Collected data entries
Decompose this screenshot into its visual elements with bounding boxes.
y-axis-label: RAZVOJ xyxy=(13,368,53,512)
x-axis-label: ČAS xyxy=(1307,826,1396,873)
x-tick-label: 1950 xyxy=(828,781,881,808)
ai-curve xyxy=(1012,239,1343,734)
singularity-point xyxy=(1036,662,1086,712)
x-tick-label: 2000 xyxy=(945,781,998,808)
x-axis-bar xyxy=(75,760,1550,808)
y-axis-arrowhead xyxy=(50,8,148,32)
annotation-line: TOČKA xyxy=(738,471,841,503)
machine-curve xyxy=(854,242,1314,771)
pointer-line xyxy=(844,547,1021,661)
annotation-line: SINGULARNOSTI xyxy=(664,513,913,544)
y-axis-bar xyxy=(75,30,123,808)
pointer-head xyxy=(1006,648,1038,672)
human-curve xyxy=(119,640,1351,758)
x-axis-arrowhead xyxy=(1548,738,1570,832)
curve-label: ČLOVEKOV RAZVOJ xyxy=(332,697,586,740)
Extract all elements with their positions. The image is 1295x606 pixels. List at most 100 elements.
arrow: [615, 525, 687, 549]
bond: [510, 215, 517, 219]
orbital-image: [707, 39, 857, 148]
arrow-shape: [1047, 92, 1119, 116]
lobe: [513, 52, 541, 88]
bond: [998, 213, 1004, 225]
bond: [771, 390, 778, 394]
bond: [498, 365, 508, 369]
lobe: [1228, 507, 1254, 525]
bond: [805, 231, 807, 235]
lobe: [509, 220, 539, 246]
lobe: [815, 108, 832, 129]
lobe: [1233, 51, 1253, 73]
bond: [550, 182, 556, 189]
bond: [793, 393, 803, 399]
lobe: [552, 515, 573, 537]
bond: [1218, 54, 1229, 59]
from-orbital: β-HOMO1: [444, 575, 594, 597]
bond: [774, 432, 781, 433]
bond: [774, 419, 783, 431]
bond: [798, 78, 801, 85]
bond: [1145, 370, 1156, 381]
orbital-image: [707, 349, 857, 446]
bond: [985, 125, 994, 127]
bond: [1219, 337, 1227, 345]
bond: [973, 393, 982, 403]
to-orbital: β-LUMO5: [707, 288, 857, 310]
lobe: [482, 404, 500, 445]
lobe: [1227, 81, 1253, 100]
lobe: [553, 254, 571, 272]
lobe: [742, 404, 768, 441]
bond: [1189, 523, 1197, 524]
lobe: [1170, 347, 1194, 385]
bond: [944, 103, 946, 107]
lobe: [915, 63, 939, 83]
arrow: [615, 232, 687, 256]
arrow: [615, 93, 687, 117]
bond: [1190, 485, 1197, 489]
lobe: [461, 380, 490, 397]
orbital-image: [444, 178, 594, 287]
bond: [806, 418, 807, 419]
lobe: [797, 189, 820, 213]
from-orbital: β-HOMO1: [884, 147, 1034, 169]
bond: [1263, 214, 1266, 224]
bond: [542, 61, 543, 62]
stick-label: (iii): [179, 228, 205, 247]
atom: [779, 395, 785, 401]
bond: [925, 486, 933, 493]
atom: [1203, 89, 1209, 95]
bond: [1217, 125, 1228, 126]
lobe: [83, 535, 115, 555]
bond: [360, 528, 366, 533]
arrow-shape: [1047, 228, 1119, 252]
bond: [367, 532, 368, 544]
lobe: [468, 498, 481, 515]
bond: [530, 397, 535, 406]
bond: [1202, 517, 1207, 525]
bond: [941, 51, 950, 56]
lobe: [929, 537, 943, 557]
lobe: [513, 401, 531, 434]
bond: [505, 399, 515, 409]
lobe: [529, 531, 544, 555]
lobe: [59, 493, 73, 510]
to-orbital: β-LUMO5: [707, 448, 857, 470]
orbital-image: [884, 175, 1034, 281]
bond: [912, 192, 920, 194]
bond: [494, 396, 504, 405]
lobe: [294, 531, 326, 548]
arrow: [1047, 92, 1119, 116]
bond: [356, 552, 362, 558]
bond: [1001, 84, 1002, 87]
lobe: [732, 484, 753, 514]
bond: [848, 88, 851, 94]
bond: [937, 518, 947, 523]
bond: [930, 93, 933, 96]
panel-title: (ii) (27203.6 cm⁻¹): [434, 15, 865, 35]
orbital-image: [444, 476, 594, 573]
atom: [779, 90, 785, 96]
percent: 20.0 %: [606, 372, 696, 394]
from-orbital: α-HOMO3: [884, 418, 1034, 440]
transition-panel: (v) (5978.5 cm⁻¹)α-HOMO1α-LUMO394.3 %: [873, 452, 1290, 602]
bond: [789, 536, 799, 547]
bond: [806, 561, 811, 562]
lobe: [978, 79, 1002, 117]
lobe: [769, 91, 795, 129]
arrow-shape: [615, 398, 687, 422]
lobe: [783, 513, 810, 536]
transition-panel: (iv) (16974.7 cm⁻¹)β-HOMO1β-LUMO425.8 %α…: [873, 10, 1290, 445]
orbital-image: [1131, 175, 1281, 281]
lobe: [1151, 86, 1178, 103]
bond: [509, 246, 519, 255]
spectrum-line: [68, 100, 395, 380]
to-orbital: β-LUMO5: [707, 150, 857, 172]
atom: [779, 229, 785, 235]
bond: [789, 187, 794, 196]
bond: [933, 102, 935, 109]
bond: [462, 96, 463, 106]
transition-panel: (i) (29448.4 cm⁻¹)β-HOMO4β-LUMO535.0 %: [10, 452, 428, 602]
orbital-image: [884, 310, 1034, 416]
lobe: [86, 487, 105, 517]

### Task goal
How many lines of the records above contain the string "pointer"? Case counts, so reply with the number alone.

### Answer
2